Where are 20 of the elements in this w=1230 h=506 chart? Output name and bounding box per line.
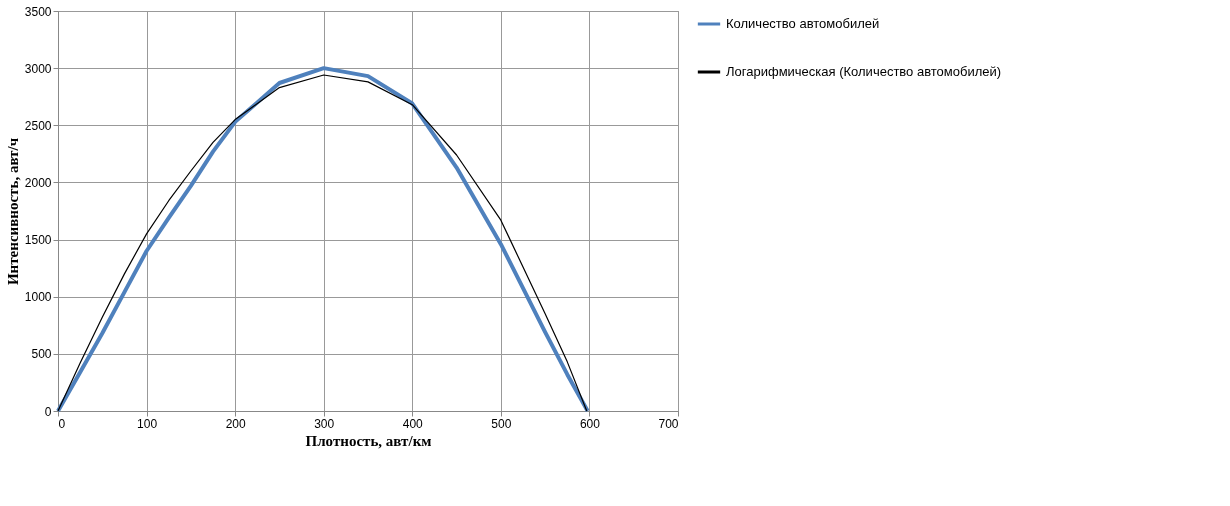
y-tick-label: 3500 xyxy=(24,4,52,19)
x-tick-label: 200 xyxy=(225,416,246,431)
y-tick-label: 2500 xyxy=(24,118,52,133)
x-tick-label: 300 xyxy=(314,416,335,431)
x-tick-label: 100 xyxy=(137,416,158,431)
x-tick-label: 600 xyxy=(579,416,601,431)
x-tick-label: 0 xyxy=(58,416,66,431)
y-tick-label: 1500 xyxy=(24,233,52,248)
x-tick-label: 700 xyxy=(658,416,679,431)
y-tick-label: 1000 xyxy=(24,290,52,305)
y-tick-label: 500 xyxy=(31,347,52,362)
y-axis-title: Интенсивность, авт/ч xyxy=(4,137,21,286)
y-tick-label: 0 xyxy=(44,404,52,419)
x-tick-label: 500 xyxy=(491,416,512,431)
legend-label: Количество автомобилей xyxy=(726,16,880,31)
x-tick-label: 400 xyxy=(402,416,424,431)
y-tick-label: 3000 xyxy=(24,61,52,76)
x-axis-title: Плотность, авт/км xyxy=(305,432,432,449)
legend-label: Логарифмическая (Количество автомобилей) xyxy=(726,64,1002,79)
y-tick-label: 2000 xyxy=(24,175,52,190)
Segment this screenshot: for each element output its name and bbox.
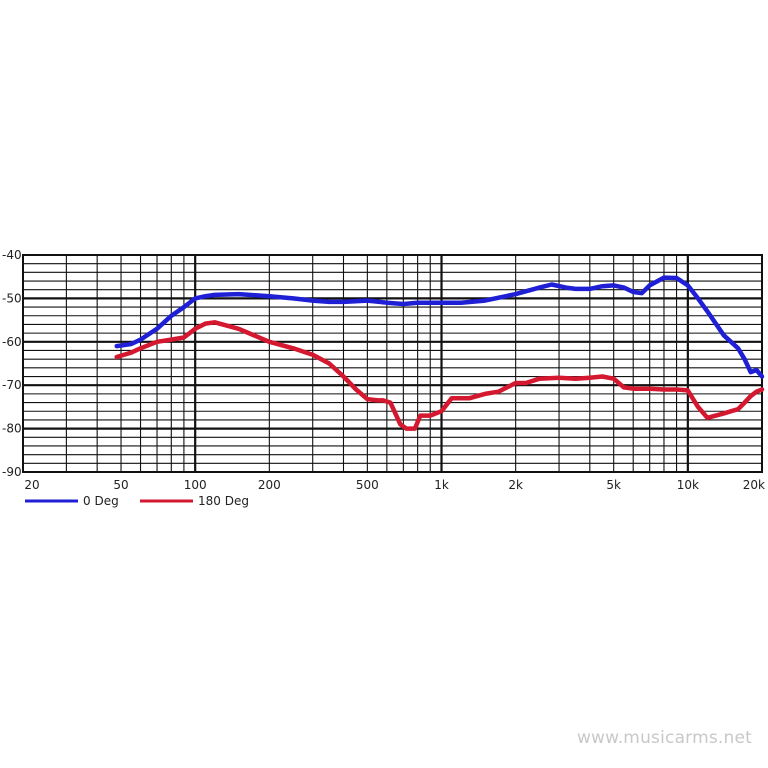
y-tick-label: -70 bbox=[2, 378, 22, 392]
series-layer bbox=[114, 275, 765, 431]
legend-label: 0 Deg bbox=[83, 494, 119, 508]
x-tick-label: 50 bbox=[113, 478, 128, 492]
plot-frame bbox=[22, 254, 763, 473]
x-tick-label: 20 bbox=[24, 478, 39, 492]
x-axis-tick-labels: 20 50 100 200 500 1k 2k 5k 10k 20k bbox=[24, 478, 765, 492]
grid-minor bbox=[23, 255, 762, 472]
series-line-one-eighty-deg bbox=[114, 320, 765, 431]
y-tick-label: -90 bbox=[2, 465, 22, 479]
y-axis-tick-labels: -40 -50 -60 -70 -80 -90 bbox=[2, 248, 22, 479]
x-tick-label: 10k bbox=[677, 478, 699, 492]
x-tick-label: 500 bbox=[356, 478, 379, 492]
x-tick-label: 2k bbox=[508, 478, 523, 492]
x-tick-label: 100 bbox=[184, 478, 207, 492]
legend-label: 180 Deg bbox=[198, 494, 249, 508]
y-tick-label: -40 bbox=[2, 248, 22, 262]
x-tick-label: 5k bbox=[606, 478, 621, 492]
x-tick-label: 1k bbox=[434, 478, 449, 492]
grid-major bbox=[23, 255, 762, 472]
series-line-zero-deg bbox=[114, 275, 765, 379]
y-tick-label: -80 bbox=[2, 422, 22, 436]
x-tick-label: 20k bbox=[743, 478, 765, 492]
legend: 0 Deg 180 Deg bbox=[25, 494, 249, 508]
x-tick-label: 200 bbox=[258, 478, 281, 492]
y-tick-label: -60 bbox=[2, 335, 22, 349]
watermark-text: www.musicarms.net bbox=[576, 728, 752, 748]
y-tick-label: -50 bbox=[2, 291, 22, 305]
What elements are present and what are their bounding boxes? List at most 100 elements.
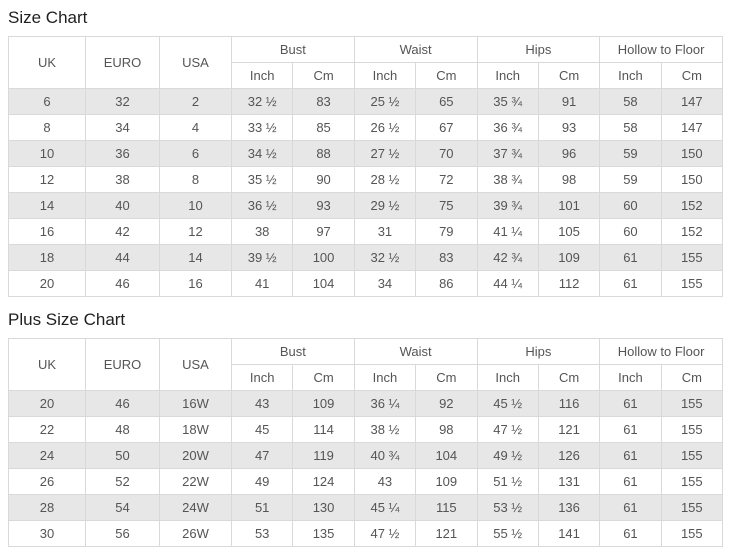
table-row: 8 34 4 33 ½ 85 26 ½ 67 36 ¾ 93 58 147: [8, 114, 724, 141]
cell: 38: [230, 218, 294, 245]
column-header-euro: EURO: [85, 338, 160, 391]
sub-header-inch: Inch: [599, 364, 662, 391]
table-row: 18 44 14 39 ½ 100 32 ½ 83 42 ¾ 109 61 155: [8, 244, 724, 271]
plus-size-chart-header: UK EURO USA Bust Waist Hips Hollow to Fl…: [8, 338, 724, 391]
cell: 32 ½: [230, 88, 294, 115]
cell: 20W: [159, 442, 232, 469]
table-row: 22 48 18W 45 114 38 ½ 98 47 ½ 121 61 155: [8, 416, 724, 443]
cell: 124: [292, 468, 355, 495]
cell: 65: [415, 88, 478, 115]
cell: 126: [537, 442, 601, 469]
cell: 36 ¼: [353, 390, 417, 417]
cell: 6: [8, 88, 86, 115]
cell: 61: [599, 468, 662, 495]
cell: 8: [8, 114, 86, 141]
cell: 49 ½: [476, 442, 539, 469]
cell: 16: [8, 218, 86, 245]
group-header-bust: Bust: [231, 338, 355, 365]
cell: 85: [292, 114, 355, 141]
cell: 16: [159, 270, 232, 297]
cell: 67: [415, 114, 478, 141]
cell: 35 ¾: [476, 88, 539, 115]
cell: 93: [292, 192, 355, 219]
cell: 100: [292, 244, 355, 271]
cell: 104: [292, 270, 355, 297]
table-row: 20 46 16 41 104 34 86 44 ¼ 112 61 155: [8, 270, 724, 297]
cell: 18: [8, 244, 86, 271]
cell: 109: [537, 244, 601, 271]
cell: 46: [85, 270, 160, 297]
cell: 36: [85, 140, 160, 167]
sub-header-cm: Cm: [415, 364, 478, 391]
sub-header-inch: Inch: [599, 62, 662, 89]
cell: 61: [599, 494, 662, 521]
cell: 16W: [159, 390, 232, 417]
group-header-bust: Bust: [231, 36, 355, 63]
cell: 47 ½: [353, 520, 417, 547]
cell: 101: [537, 192, 601, 219]
cell: 155: [660, 520, 724, 547]
cell: 31: [353, 218, 417, 245]
cell: 45: [230, 416, 294, 443]
cell: 150: [660, 166, 724, 193]
cell: 22W: [159, 468, 232, 495]
cell: 152: [660, 192, 724, 219]
cell: 2: [159, 88, 232, 115]
cell: 14: [159, 244, 232, 271]
cell: 37 ¾: [476, 140, 539, 167]
cell: 20: [8, 390, 86, 417]
table-row: 10 36 6 34 ½ 88 27 ½ 70 37 ¾ 96 59 150: [8, 140, 724, 167]
cell: 119: [292, 442, 355, 469]
cell: 38 ½: [353, 416, 417, 443]
cell: 58: [599, 88, 662, 115]
cell: 109: [292, 390, 355, 417]
cell: 32 ½: [353, 244, 417, 271]
sub-header-cm: Cm: [292, 364, 355, 391]
cell: 135: [292, 520, 355, 547]
table-row: 12 38 8 35 ½ 90 28 ½ 72 38 ¾ 98 59 150: [8, 166, 724, 193]
cell: 28: [8, 494, 86, 521]
table-row: 6 32 2 32 ½ 83 25 ½ 65 35 ¾ 91 58 147: [8, 88, 724, 115]
table-row: 20 46 16W 43 109 36 ¼ 92 45 ½ 116 61 155: [8, 390, 724, 417]
cell: 44: [85, 244, 160, 271]
cell: 70: [415, 140, 478, 167]
cell: 18W: [159, 416, 232, 443]
cell: 93: [537, 114, 601, 141]
sub-header-inch: Inch: [476, 364, 539, 391]
cell: 61: [599, 416, 662, 443]
cell: 155: [660, 416, 724, 443]
cell: 38 ¾: [476, 166, 539, 193]
cell: 26: [8, 468, 86, 495]
group-header-waist: Waist: [353, 36, 478, 63]
cell: 147: [660, 114, 724, 141]
cell: 104: [415, 442, 478, 469]
sub-header-inch: Inch: [476, 62, 539, 89]
cell: 83: [415, 244, 478, 271]
cell: 86: [415, 270, 478, 297]
column-header-usa: USA: [159, 36, 232, 89]
sub-header-inch: Inch: [353, 364, 417, 391]
group-header-waist: Waist: [353, 338, 478, 365]
cell: 141: [537, 520, 601, 547]
cell: 155: [660, 494, 724, 521]
cell: 27 ½: [353, 140, 417, 167]
cell: 53: [230, 520, 294, 547]
cell: 49: [230, 468, 294, 495]
group-header-hollow-to-floor: Hollow to Floor: [599, 36, 723, 63]
table-row: 16 42 12 38 97 31 79 41 ¼ 105 60 152: [8, 218, 724, 245]
cell: 59: [599, 140, 662, 167]
cell: 32: [85, 88, 160, 115]
cell: 155: [660, 442, 724, 469]
cell: 36 ¾: [476, 114, 539, 141]
cell: 34 ½: [230, 140, 294, 167]
cell: 96: [537, 140, 601, 167]
cell: 88: [292, 140, 355, 167]
column-header-uk: UK: [8, 36, 86, 89]
cell: 25 ½: [353, 88, 417, 115]
cell: 61: [599, 520, 662, 547]
cell: 60: [599, 218, 662, 245]
cell: 43: [353, 468, 417, 495]
sub-header-cm: Cm: [292, 62, 355, 89]
cell: 26W: [159, 520, 232, 547]
cell: 29 ½: [353, 192, 417, 219]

____

# [What the task requires]
Take the lines starting with the one containing "y-tick-label: 3500 xyxy=(24,4,52,19)" and going on through the one containing "y-tick-label: 1000 xyxy=(24,290,52,305)", and write out only those lines with "x-tick-label" renamed to "x-axis-label" and everything else unchanged.

# [Solution for this exercise]
y-tick-label: 3500 xyxy=(24,4,52,19)
x-axis-label: 200 xyxy=(225,416,246,431)
y-tick-label: 2500 xyxy=(24,118,52,133)
x-axis-label: 300 xyxy=(314,416,335,431)
x-axis-label: 100 xyxy=(137,416,158,431)
x-axis-label: 600 xyxy=(579,416,601,431)
x-axis-label: 0 xyxy=(58,416,66,431)
y-tick-label: 1500 xyxy=(24,233,52,248)
x-axis-label: 700 xyxy=(658,416,679,431)
y-tick-label: 1000 xyxy=(24,290,52,305)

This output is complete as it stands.